# REQUIREMENT
Copy out each line that includes the word "average".

* * * * * * *

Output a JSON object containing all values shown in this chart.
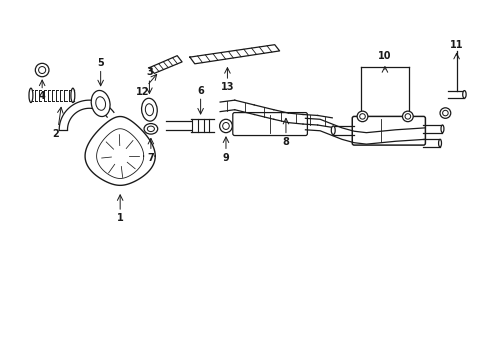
{
  "background_color": "#ffffff",
  "line_color": "#1a1a1a",
  "figsize": [
    4.89,
    3.6
  ],
  "dpi": 100,
  "xlim": [
    0,
    10
  ],
  "ylim": [
    0,
    7.5
  ]
}
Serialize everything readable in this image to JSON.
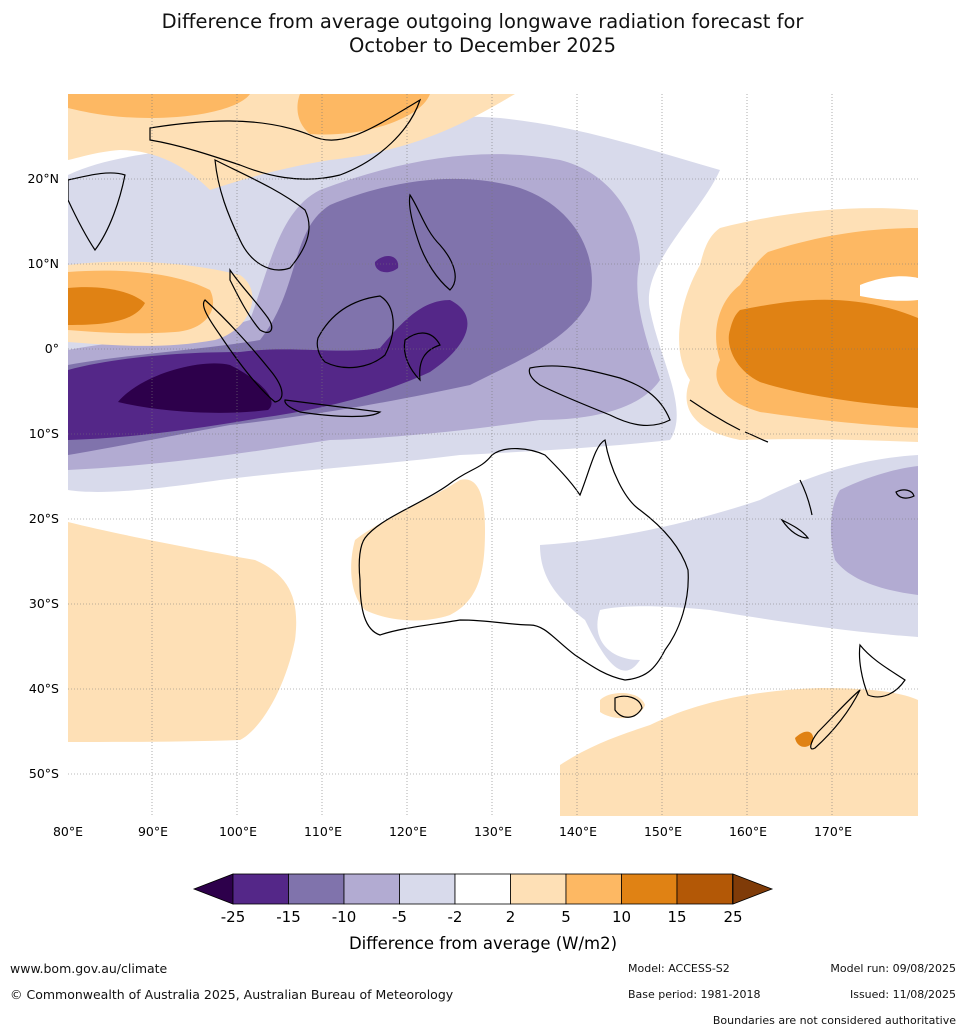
{
  "title_line1": "Difference from average outgoing longwave radiation forecast for",
  "title_line2": "October to December 2025",
  "map": {
    "lon_range": [
      80,
      180
    ],
    "lat_range": [
      -55,
      30
    ],
    "lon_ticks": [
      "80°E",
      "90°E",
      "100°E",
      "110°E",
      "120°E",
      "130°E",
      "140°E",
      "150°E",
      "160°E",
      "170°E"
    ],
    "lat_ticks": [
      "20°N",
      "10°N",
      "0°",
      "10°S",
      "20°S",
      "30°S",
      "40°S",
      "50°S"
    ],
    "gridlines": true
  },
  "colorbar": {
    "title": "Difference from average (W/m2)",
    "ticks": [
      "-25",
      "-15",
      "-10",
      "-5",
      "-2",
      "2",
      "5",
      "10",
      "15",
      "25"
    ],
    "colors": [
      "#2d004b",
      "#542788",
      "#8073ac",
      "#b2abd2",
      "#d8daeb",
      "#ffffff",
      "#fee0b6",
      "#fdb863",
      "#e08214",
      "#b35806",
      "#7f3b08"
    ]
  },
  "footer": {
    "url": "www.bom.gov.au/climate",
    "copyright": "© Commonwealth of Australia 2025, Australian Bureau of Meteorology",
    "model": "Model: ACCESS-S2",
    "model_run": "Model run: 09/08/2025",
    "base_period": "Base period: 1981-2018",
    "issued": "Issued: 11/08/2025",
    "disclaimer": "Boundaries are not considered authoritative"
  }
}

* * * * * * *

# EXERCISE RESULT
  "title_line1": "Difference from average outgoing longwave radiation forecast for",
    "title": "Difference from average (W/m2)",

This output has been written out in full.